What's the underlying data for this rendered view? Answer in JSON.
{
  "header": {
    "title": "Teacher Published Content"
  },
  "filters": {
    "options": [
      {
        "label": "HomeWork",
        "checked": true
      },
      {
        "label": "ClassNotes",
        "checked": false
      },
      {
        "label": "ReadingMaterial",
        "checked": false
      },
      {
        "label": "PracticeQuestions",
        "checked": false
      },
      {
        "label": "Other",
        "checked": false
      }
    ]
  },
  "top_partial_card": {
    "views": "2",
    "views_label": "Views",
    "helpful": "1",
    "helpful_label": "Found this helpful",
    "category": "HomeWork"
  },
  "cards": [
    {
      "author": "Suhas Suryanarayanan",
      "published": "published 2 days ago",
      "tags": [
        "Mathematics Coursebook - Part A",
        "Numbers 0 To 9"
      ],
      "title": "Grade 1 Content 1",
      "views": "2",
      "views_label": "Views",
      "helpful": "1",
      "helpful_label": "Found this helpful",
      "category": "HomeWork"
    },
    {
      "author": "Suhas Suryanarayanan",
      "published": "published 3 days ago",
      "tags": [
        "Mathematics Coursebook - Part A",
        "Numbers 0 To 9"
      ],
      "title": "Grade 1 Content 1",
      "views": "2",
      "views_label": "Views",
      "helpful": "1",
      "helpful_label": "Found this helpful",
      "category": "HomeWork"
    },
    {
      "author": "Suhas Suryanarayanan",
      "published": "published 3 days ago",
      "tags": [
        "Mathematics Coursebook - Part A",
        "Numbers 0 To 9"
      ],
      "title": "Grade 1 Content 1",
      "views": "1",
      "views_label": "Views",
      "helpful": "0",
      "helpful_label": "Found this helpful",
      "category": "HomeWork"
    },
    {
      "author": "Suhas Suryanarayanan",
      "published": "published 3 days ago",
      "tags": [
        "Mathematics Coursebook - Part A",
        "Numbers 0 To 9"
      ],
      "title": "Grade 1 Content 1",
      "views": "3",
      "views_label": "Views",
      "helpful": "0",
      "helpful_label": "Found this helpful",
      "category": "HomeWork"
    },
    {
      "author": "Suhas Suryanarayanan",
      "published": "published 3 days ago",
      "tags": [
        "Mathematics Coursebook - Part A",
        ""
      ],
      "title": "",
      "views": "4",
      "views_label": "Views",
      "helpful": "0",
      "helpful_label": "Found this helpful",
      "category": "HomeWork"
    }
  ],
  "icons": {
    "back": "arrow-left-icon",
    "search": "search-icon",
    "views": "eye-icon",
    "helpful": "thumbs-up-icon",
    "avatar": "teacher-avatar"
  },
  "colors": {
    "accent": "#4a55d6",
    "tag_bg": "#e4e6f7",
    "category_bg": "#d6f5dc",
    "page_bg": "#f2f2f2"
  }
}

**BRIEF**
Repeat each entry word for word.

**SOLUTION FOR THIS PROBLEM**
What's the underlying data for this rendered view? Answer in JSON.
{
  "header": {
    "title": "Teacher Published Content"
  },
  "filters": {
    "options": [
      {
        "label": "HomeWork",
        "checked": true
      },
      {
        "label": "ClassNotes",
        "checked": false
      },
      {
        "label": "ReadingMaterial",
        "checked": false
      },
      {
        "label": "PracticeQuestions",
        "checked": false
      },
      {
        "label": "Other",
        "checked": false
      }
    ]
  },
  "top_partial_card": {
    "views": "2",
    "views_label": "Views",
    "helpful": "1",
    "helpful_label": "Found this helpful",
    "category": "HomeWork"
  },
  "cards": [
    {
      "author": "Suhas Suryanarayanan",
      "published": "published 2 days ago",
      "tags": [
        "Mathematics Coursebook - Part A",
        "Numbers 0 To 9"
      ],
      "title": "Grade 1 Content 1",
      "views": "2",
      "views_label": "Views",
      "helpful": "1",
      "helpful_label": "Found this helpful",
      "category": "HomeWork"
    },
    {
      "author": "Suhas Suryanarayanan",
      "published": "published 3 days ago",
      "tags": [
        "Mathematics Coursebook - Part A",
        "Numbers 0 To 9"
      ],
      "title": "Grade 1 Content 1",
      "views": "2",
      "views_label": "Views",
      "helpful": "1",
      "helpful_label": "Found this helpful",
      "category": "HomeWork"
    },
    {
      "author": "Suhas Suryanarayanan",
      "published": "published 3 days ago",
      "tags": [
        "Mathematics Coursebook - Part A",
        "Numbers 0 To 9"
      ],
      "title": "Grade 1 Content 1",
      "views": "1",
      "views_label": "Views",
      "helpful": "0",
      "helpful_label": "Found this helpful",
      "category": "HomeWork"
    },
    {
      "author": "Suhas Suryanarayanan",
      "published": "published 3 days ago",
      "tags": [
        "Mathematics Coursebook - Part A",
        "Numbers 0 To 9"
      ],
      "title": "Grade 1 Content 1",
      "views": "3",
      "views_label": "Views",
      "helpful": "0",
      "helpful_label": "Found this helpful",
      "category": "HomeWork"
    },
    {
      "author": "Suhas Suryanarayanan",
      "published": "published 3 days ago",
      "tags": [
        "Mathematics Coursebook - Part A",
        ""
      ],
      "title": "",
      "views": "4",
      "views_label": "Views",
      "helpful": "0",
      "helpful_label": "Found this helpful",
      "category": "HomeWork"
    }
  ],
  "icons": {
    "back": "arrow-left-icon",
    "search": "search-icon",
    "views": "eye-icon",
    "helpful": "thumbs-up-icon",
    "avatar": "teacher-avatar"
  },
  "colors": {
    "accent": "#4a55d6",
    "tag_bg": "#e4e6f7",
    "category_bg": "#d6f5dc",
    "page_bg": "#f2f2f2"
  }
}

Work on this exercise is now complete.